YOUR GOAL:
Look through the entries and report how many lines include the word "Foligno". Give the number alone.

## begin INFORMATION GIVEN

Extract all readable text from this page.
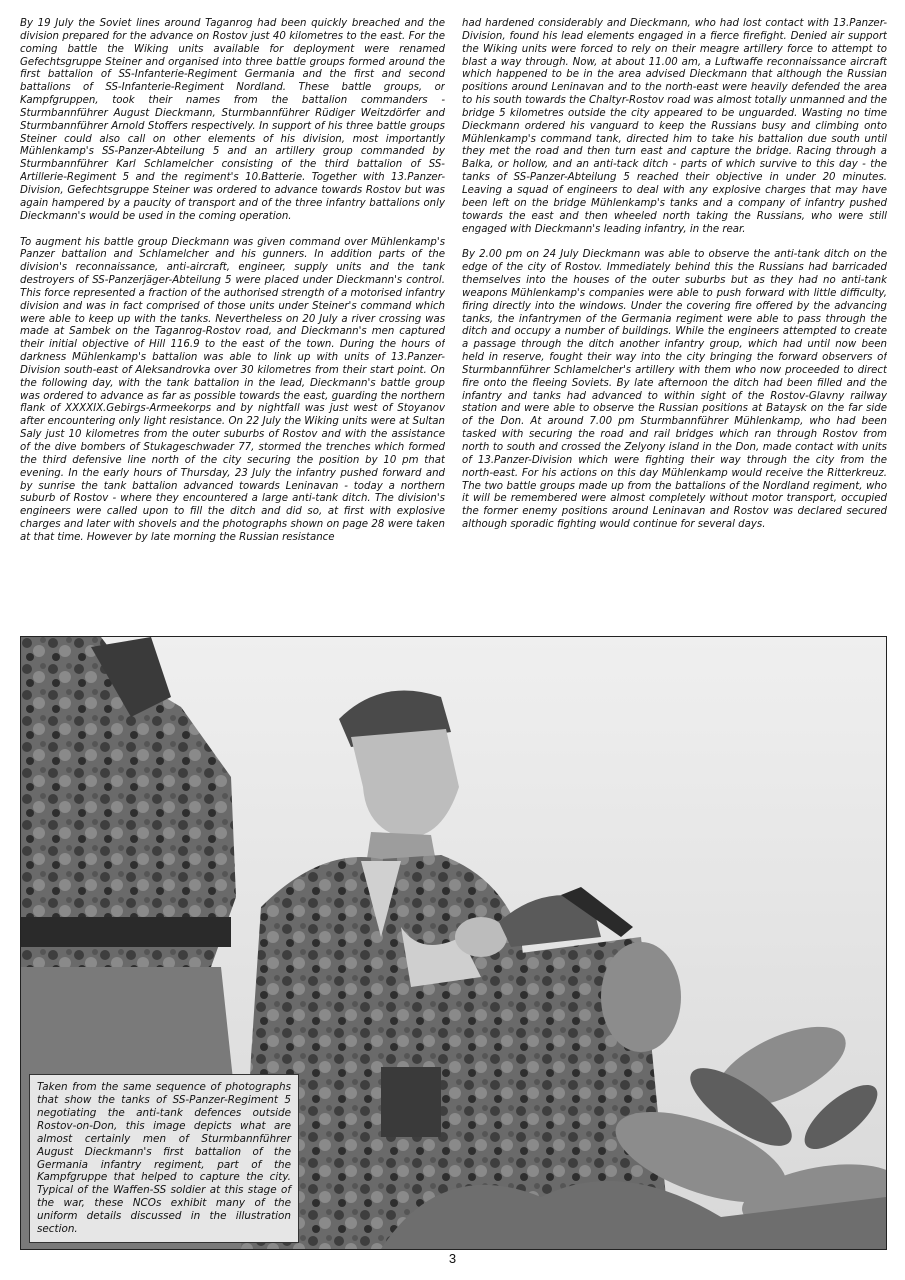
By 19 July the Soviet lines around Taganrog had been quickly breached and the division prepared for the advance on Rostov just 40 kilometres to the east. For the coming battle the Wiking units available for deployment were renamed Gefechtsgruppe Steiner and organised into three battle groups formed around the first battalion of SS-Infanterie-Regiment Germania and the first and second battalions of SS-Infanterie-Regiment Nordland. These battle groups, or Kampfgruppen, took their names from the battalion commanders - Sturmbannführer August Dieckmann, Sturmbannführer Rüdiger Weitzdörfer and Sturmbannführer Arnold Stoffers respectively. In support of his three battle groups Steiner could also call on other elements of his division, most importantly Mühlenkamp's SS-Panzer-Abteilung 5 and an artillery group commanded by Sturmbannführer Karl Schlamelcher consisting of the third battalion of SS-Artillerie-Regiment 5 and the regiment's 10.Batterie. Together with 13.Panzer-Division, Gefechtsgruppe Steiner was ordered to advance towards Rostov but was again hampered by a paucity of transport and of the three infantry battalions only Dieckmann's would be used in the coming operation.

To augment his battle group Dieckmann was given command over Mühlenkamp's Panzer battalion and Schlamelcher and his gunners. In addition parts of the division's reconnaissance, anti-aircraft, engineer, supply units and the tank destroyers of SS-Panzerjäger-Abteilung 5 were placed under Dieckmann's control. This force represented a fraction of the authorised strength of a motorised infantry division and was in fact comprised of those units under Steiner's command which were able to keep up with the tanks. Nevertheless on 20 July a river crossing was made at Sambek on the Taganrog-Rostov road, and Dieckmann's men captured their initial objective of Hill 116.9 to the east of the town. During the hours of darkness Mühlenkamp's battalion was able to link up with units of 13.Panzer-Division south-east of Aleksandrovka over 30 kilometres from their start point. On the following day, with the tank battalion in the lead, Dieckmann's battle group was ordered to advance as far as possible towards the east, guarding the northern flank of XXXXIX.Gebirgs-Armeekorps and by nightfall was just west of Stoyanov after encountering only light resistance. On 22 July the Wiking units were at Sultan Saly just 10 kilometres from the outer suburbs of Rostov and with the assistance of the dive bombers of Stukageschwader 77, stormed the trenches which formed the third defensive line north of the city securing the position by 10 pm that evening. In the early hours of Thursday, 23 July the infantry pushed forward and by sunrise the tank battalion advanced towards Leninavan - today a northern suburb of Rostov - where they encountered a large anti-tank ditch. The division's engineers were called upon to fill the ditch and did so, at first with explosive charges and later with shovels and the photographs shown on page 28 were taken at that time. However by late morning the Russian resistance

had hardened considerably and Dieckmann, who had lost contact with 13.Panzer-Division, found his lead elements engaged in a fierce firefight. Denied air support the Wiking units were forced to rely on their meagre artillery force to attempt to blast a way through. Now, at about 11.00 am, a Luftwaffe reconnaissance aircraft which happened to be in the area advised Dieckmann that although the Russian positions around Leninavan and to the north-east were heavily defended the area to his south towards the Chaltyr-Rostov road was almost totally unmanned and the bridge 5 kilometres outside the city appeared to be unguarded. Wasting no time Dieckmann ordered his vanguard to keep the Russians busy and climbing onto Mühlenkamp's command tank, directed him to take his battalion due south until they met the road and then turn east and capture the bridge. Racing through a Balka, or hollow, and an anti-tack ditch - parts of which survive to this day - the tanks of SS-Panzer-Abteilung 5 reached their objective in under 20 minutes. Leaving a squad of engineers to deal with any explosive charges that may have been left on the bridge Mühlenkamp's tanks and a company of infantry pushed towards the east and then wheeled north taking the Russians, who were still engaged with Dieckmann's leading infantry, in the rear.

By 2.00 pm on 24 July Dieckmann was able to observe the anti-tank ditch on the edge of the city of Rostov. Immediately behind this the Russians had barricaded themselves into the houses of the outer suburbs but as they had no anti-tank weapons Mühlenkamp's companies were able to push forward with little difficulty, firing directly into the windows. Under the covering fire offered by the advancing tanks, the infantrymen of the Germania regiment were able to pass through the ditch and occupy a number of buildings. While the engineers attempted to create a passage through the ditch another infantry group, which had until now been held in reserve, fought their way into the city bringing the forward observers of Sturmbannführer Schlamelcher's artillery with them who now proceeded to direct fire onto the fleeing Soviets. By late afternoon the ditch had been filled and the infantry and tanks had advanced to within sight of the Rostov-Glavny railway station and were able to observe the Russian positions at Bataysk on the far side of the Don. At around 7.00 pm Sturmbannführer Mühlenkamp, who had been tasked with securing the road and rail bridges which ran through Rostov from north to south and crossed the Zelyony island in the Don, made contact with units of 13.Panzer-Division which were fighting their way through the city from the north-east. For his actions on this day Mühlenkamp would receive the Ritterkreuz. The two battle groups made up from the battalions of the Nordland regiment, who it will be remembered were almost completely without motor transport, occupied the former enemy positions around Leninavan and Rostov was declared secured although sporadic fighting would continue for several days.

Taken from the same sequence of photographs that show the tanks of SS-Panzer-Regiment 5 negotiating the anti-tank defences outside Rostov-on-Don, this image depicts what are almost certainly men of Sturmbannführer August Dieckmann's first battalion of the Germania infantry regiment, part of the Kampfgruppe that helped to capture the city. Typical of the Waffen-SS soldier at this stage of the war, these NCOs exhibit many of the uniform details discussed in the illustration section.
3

## end INFORMATION GIVEN
## begin INFORMATION GIVEN

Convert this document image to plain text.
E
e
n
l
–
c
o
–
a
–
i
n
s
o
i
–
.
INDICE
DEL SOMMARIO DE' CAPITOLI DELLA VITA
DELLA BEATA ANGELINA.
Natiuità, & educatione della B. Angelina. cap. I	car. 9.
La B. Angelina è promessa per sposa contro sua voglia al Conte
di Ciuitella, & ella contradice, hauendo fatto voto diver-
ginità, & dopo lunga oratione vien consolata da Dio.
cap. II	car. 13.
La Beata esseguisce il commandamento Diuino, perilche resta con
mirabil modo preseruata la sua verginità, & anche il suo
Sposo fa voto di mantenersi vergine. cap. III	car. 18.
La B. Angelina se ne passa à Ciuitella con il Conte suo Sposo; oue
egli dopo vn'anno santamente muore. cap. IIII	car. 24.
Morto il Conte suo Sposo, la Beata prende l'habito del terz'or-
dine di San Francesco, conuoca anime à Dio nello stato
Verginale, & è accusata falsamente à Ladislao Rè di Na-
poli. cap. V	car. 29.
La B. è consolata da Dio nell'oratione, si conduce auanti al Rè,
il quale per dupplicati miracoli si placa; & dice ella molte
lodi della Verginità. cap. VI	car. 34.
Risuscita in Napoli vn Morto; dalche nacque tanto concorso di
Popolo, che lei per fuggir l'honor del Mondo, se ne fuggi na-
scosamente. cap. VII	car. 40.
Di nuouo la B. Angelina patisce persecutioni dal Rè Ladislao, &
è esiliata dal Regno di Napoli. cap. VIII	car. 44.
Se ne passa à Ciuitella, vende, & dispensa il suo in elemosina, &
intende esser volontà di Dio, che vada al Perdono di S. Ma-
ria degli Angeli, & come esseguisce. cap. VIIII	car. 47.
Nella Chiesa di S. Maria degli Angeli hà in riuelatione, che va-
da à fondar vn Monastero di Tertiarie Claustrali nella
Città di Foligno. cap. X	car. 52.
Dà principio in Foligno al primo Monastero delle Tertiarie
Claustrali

## end INFORMATION GIVEN
## begin INFORMATION GIVEN

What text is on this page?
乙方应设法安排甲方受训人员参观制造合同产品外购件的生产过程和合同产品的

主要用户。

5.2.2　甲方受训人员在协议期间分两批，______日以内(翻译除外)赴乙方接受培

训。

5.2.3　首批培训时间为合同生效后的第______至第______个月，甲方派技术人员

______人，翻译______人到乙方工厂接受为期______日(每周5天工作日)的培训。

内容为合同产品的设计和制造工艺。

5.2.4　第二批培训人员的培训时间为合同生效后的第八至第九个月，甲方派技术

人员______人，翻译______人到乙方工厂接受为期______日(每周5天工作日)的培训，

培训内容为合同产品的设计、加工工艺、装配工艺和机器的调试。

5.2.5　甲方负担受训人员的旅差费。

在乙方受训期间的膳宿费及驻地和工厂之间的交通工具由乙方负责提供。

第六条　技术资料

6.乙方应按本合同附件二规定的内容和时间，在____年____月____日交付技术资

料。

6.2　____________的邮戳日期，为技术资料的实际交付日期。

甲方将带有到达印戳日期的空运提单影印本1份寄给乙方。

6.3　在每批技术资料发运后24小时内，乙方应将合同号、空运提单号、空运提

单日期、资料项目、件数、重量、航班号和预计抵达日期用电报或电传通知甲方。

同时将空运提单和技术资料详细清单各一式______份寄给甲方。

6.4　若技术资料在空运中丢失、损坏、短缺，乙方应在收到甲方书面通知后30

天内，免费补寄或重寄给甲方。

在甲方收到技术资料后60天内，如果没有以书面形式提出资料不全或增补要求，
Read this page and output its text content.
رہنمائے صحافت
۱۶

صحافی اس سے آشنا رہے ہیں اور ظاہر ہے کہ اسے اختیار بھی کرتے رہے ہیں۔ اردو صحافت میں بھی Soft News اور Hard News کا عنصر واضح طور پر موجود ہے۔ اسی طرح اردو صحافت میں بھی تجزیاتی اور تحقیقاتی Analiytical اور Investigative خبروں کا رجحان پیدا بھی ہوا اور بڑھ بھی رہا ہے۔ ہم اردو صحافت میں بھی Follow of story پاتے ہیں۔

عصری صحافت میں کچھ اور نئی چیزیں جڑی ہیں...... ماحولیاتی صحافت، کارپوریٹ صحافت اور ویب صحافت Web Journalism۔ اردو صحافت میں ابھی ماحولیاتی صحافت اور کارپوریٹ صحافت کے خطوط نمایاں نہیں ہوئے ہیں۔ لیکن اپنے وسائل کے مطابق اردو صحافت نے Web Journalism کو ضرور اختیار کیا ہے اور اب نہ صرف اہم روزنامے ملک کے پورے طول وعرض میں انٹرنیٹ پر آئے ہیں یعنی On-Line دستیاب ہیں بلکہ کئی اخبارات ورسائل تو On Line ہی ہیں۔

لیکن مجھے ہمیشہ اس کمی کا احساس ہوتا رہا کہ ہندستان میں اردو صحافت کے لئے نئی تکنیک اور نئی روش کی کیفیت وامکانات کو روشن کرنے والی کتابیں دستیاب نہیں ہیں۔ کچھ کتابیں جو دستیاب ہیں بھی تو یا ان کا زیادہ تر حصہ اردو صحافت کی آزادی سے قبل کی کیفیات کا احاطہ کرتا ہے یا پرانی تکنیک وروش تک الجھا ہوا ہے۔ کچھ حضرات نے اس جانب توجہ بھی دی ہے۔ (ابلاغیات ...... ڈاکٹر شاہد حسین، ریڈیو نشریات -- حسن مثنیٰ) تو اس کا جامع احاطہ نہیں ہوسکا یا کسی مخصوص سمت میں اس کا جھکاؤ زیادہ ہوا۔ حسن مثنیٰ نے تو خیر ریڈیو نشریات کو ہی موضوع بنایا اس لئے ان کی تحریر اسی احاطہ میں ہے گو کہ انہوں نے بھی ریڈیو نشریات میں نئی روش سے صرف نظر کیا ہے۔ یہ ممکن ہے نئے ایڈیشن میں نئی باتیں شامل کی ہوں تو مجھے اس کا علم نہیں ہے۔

## end INFORMATION GIVEN

EXPECTED OUTPUT:
2